- _Task brief_
Keep the pictures out of the copy and repeat the records exactly.

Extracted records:
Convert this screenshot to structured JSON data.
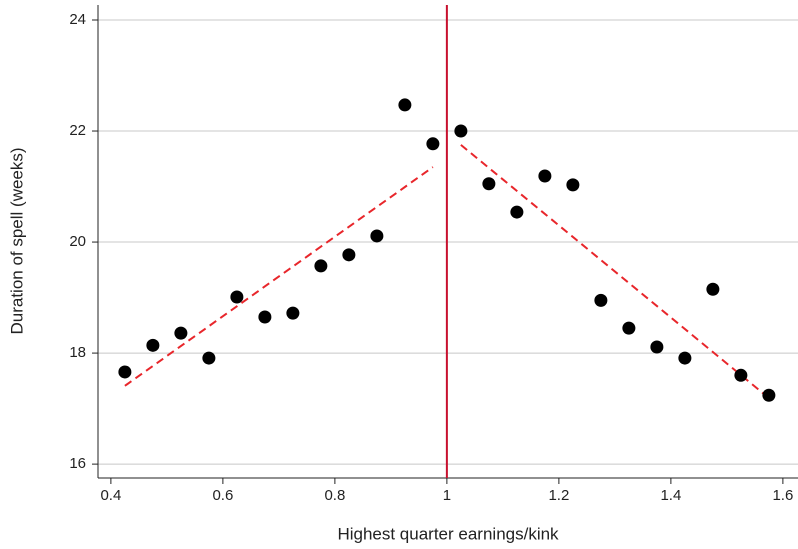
{
  "chart_data": {
    "type": "scatter",
    "x_label": "Highest quarter earnings/kink",
    "y_label": "Duration of spell (weeks)",
    "xlim": [
      0.377,
      1.627
    ],
    "ylim": [
      15.75,
      24.27
    ],
    "xticks": [
      0.4,
      0.6,
      0.8,
      1,
      1.2,
      1.4,
      1.6
    ],
    "yticks": [
      16,
      18,
      20,
      22,
      24
    ],
    "grid": true,
    "series": [
      {
        "color": "#000000",
        "x": [
          0.425,
          0.475,
          0.525,
          0.575,
          0.625,
          0.675,
          0.725,
          0.775,
          0.825,
          0.875,
          0.925,
          0.975,
          1.025,
          1.075,
          1.125,
          1.175,
          1.225,
          1.275,
          1.325,
          1.375,
          1.425,
          1.475,
          1.525,
          1.575
        ],
        "values": [
          17.66,
          18.14,
          18.36,
          17.91,
          19.01,
          18.65,
          18.72,
          19.57,
          19.77,
          20.11,
          22.47,
          21.77,
          22.0,
          21.05,
          20.54,
          21.19,
          21.03,
          18.95,
          18.45,
          18.11,
          17.91,
          19.15,
          17.6,
          17.24
        ]
      }
    ],
    "fits": [
      {
        "color": "#e8262b",
        "x": [
          0.425,
          0.975
        ],
        "values": [
          17.41,
          21.35
        ]
      },
      {
        "color": "#e8262b",
        "x": [
          1.025,
          1.575
        ],
        "values": [
          21.75,
          17.19
        ]
      }
    ],
    "vline": {
      "x": 1,
      "color": "#c8102e"
    }
  }
}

- _Result below_
Convert this screenshot to structured JSON data.
{
  "chart_data": {
    "type": "scatter",
    "x_label": "Highest quarter earnings/kink",
    "y_label": "Duration of spell (weeks)",
    "xlim": [
      0.377,
      1.627
    ],
    "ylim": [
      15.75,
      24.27
    ],
    "xticks": [
      0.4,
      0.6,
      0.8,
      1,
      1.2,
      1.4,
      1.6
    ],
    "yticks": [
      16,
      18,
      20,
      22,
      24
    ],
    "grid": true,
    "series": [
      {
        "color": "#000000",
        "x": [
          0.425,
          0.475,
          0.525,
          0.575,
          0.625,
          0.675,
          0.725,
          0.775,
          0.825,
          0.875,
          0.925,
          0.975,
          1.025,
          1.075,
          1.125,
          1.175,
          1.225,
          1.275,
          1.325,
          1.375,
          1.425,
          1.475,
          1.525,
          1.575
        ],
        "values": [
          17.66,
          18.14,
          18.36,
          17.91,
          19.01,
          18.65,
          18.72,
          19.57,
          19.77,
          20.11,
          22.47,
          21.77,
          22.0,
          21.05,
          20.54,
          21.19,
          21.03,
          18.95,
          18.45,
          18.11,
          17.91,
          19.15,
          17.6,
          17.24
        ]
      }
    ],
    "fits": [
      {
        "color": "#e8262b",
        "x": [
          0.425,
          0.975
        ],
        "values": [
          17.41,
          21.35
        ]
      },
      {
        "color": "#e8262b",
        "x": [
          1.025,
          1.575
        ],
        "values": [
          21.75,
          17.19
        ]
      }
    ],
    "vline": {
      "x": 1,
      "color": "#c8102e"
    }
  }
}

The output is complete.